** BEGIN Material shown **

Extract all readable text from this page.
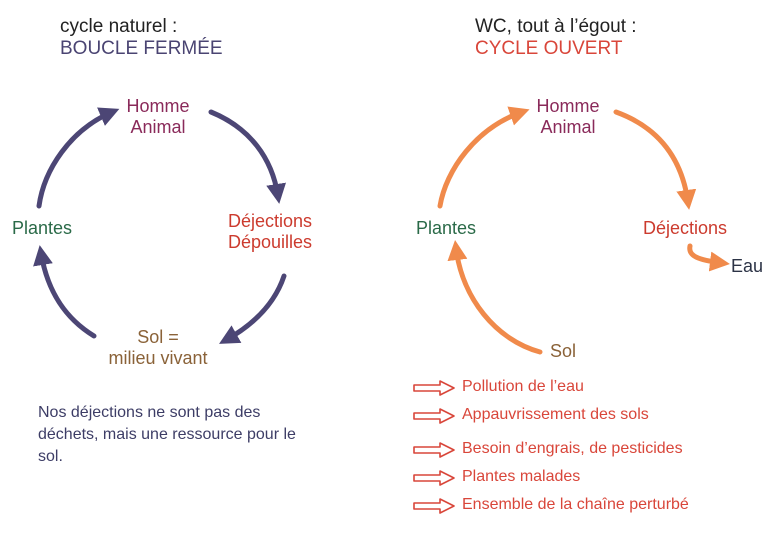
cycle naturel :
BOUCLE FERMÉE
Homme
Animal
Déjections
Dépouilles
Plantes
Sol =
milieu vivant
Nos déjections ne sont pas des déchets, mais une ressource pour le sol.
WC, tout à l’égout :
CYCLE OUVERT
Homme
Animal
Déjections
Eau
Plantes
Sol
Pollution de l’eau
Appauvrissement des sols
Besoin d’engrais, de pesticides
Plantes malades
Ensemble de la chaîne perturbé
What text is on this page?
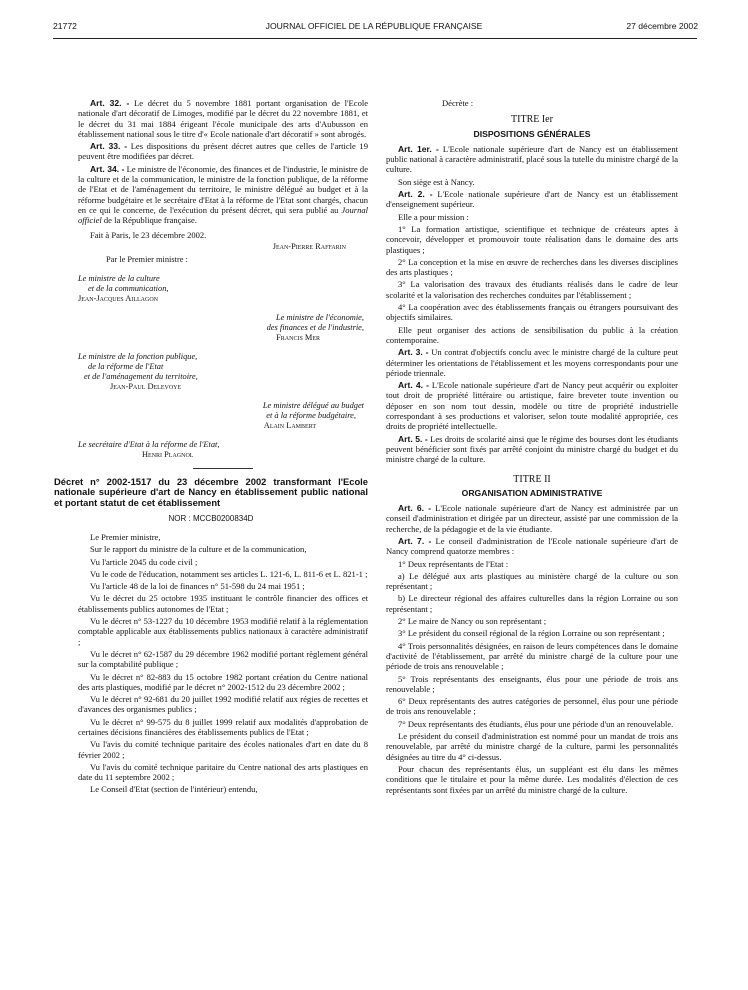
21772	JOURNAL OFFICIEL DE LA RÉPUBLIQUE FRANÇAISE	27 décembre 2002

Art. 32. - Le décret du 5 novembre 1881 portant organisation de l'Ecole nationale d'art décoratif de Limoges, modifié par le décret du 22 novembre 1881, et le décret du 31 mai 1884 érigeant l'école municipale des arts d'Aubusson en établissement national sous le titre d'« Ecole nationale d'art décoratif » sont abrogés.

Art. 33. - Les dispositions du présent décret autres que celles de l'article 19 peuvent être modifiées par décret.

Art. 34. - Le ministre de l'économie, des finances et de l'industrie, le ministre de la culture et de la communication, le ministre de la fonction publique, de la réforme de l'Etat et de l'aménagement du territoire, le ministre délégué au budget et à la réforme budgétaire et le secrétaire d'Etat à la réforme de l'Etat sont chargés, chacun en ce qui le concerne, de l'exécution du présent décret, qui sera publié au Journal officiel de la République française.

Fait à Paris, le 23 décembre 2002.

Jean-Pierre Raffarin
Par le Premier ministre :
Le ministre de la culture
et de la communication,
Jean-Jacques Aillagon
Le ministre de l'économie,
des finances et de l'industrie,
Francis Mer
Le ministre de la fonction publique,
de la réforme de l'Etat
et de l'aménagement du territoire,
Jean-Paul Delevoye
Le ministre délégué au budget
et à la réforme budgétaire,
Alain Lambert
Le secrétaire d'Etat à la réforme de l'Etat,
Henri Plagnol
Décret n° 2002-1517 du 23 décembre 2002 transformant l'Ecole nationale supérieure d'art de Nancy en établissement public national et portant statut de cet établissement
NOR : MCCB0200834D

Le Premier ministre,

Sur le rapport du ministre de la culture et de la communication,

Vu l'article 2045 du code civil ;

Vu le code de l'éducation, notamment ses articles L. 121-6, L. 811-6 et L. 821-1 ;

Vu l'article 48 de la loi de finances n° 51-598 du 24 mai 1951 ;

Vu le décret du 25 octobre 1935 instituant le contrôle financier des offices et établissements publics autonomes de l'Etat ;

Vu le décret n° 53-1227 du 10 décembre 1953 modifié relatif à la réglementation comptable applicable aux établissements publics nationaux à caractère administratif ;

Vu le décret n° 62-1587 du 29 décembre 1962 modifié portant règlement général sur la comptabilité publique ;

Vu le décret n° 82-883 du 15 octobre 1982 portant création du Centre national des arts plastiques, modifié par le décret n° 2002-1512 du 23 décembre 2002 ;

Vu le décret n° 92-681 du 20 juillet 1992 modifié relatif aux régies de recettes et d'avances des organismes publics ;

Vu le décret n° 99-575 du 8 juillet 1999 relatif aux modalités d'approbation de certaines décisions financières des établissements publics de l'Etat ;

Vu l'avis du comité technique paritaire des écoles nationales d'art en date du 8 février 2002 ;

Vu l'avis du comité technique paritaire du Centre national des arts plastiques en date du 11 septembre 2002 ;

Le Conseil d'Etat (section de l'intérieur) entendu,

Décrète :

TITRE Ier
DISPOSITIONS GÉNÉRALES

Art. 1er. - L'Ecole nationale supérieure d'art de Nancy est un établissement public national à caractère administratif, placé sous la tutelle du ministre chargé de la culture.

Son siège est à Nancy.

Art. 2. - L'Ecole nationale supérieure d'art de Nancy est un établissement d'enseignement supérieur.

Elle a pour mission :

1° La formation artistique, scientifique et technique de créateurs aptes à concevoir, développer et promouvoir toute réalisation dans le domaine des arts plastiques ;

2° La conception et la mise en œuvre de recherches dans les diverses disciplines des arts plastiques ;

3° La valorisation des travaux des étudiants réalisés dans le cadre de leur scolarité et la valorisation des recherches conduites par l'établissement ;

4° La coopération avec des établissements français ou étrangers poursuivant des objectifs similaires.

Elle peut organiser des actions de sensibilisation du public à la création contemporaine.

Art. 3. - Un contrat d'objectifs conclu avec le ministre chargé de la culture peut déterminer les orientations de l'établissement et les moyens correspondants pour une période triennale.

Art. 4. - L'Ecole nationale supérieure d'art de Nancy peut acquérir ou exploiter tout droit de propriété littéraire ou artistique, faire breveter toute invention ou déposer en son nom tout dessin, modèle ou titre de propriété industrielle correspondant à ses productions et valoriser, selon toute modalité appropriée, ces droits de propriété intellectuelle.

Art. 5. - Les droits de scolarité ainsi que le régime des bourses dont les étudiants peuvent bénéficier sont fixés par arrêté conjoint du ministre chargé du budget et du ministre chargé de la culture.

TITRE II
ORGANISATION ADMINISTRATIVE

Art. 6. - L'Ecole nationale supérieure d'art de Nancy est administrée par un conseil d'administration et dirigée par un directeur, assisté par une commission de la recherche, de la pédagogie et de la vie étudiante.

Art. 7. - Le conseil d'administration de l'Ecole nationale supérieure d'art de Nancy comprend quatorze membres :

1° Deux représentants de l'Etat :

a) Le délégué aux arts plastiques au ministère chargé de la culture ou son représentant ;

b) Le directeur régional des affaires culturelles dans la région Lorraine ou son représentant ;

2° Le maire de Nancy ou son représentant ;

3° Le président du conseil régional de la région Lorraine ou son représentant ;

4° Trois personnalités désignées, en raison de leurs compétences dans le domaine d'activité de l'établissement, par arrêté du ministre chargé de la culture pour une période de trois ans renouvelable ;

5° Trois représentants des enseignants, élus pour une période de trois ans renouvelable ;

6° Deux représentants des autres catégories de personnel, élus pour une période de trois ans renouvelable ;

7° Deux représentants des étudiants, élus pour une période d'un an renouvelable.

Le président du conseil d'administration est nommé pour un mandat de trois ans renouvelable, par arrêté du ministre chargé de la culture, parmi les personnalités désignées au titre du 4° ci-dessus.

Pour chacun des représentants élus, un suppléant est élu dans les mêmes conditions que le titulaire et pour la même durée. Les modalités d'élection de ces représentants sont fixées par un arrêté du ministre chargé de la culture.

** END Material shown **

Problem to work on ::
In the records above, find the lines containing "directeur" and copy them.

Task output ::
Art. 6. - L'Ecole nationale supérieure d'art de Nancy est administrée par un conseil d'administration et dirigée par un directeur, assisté par une commission de la recherche, de la pédagogie et de la vie étudiante.
b) Le directeur régional des affaires culturelles dans la région Lorraine ou son représentant ;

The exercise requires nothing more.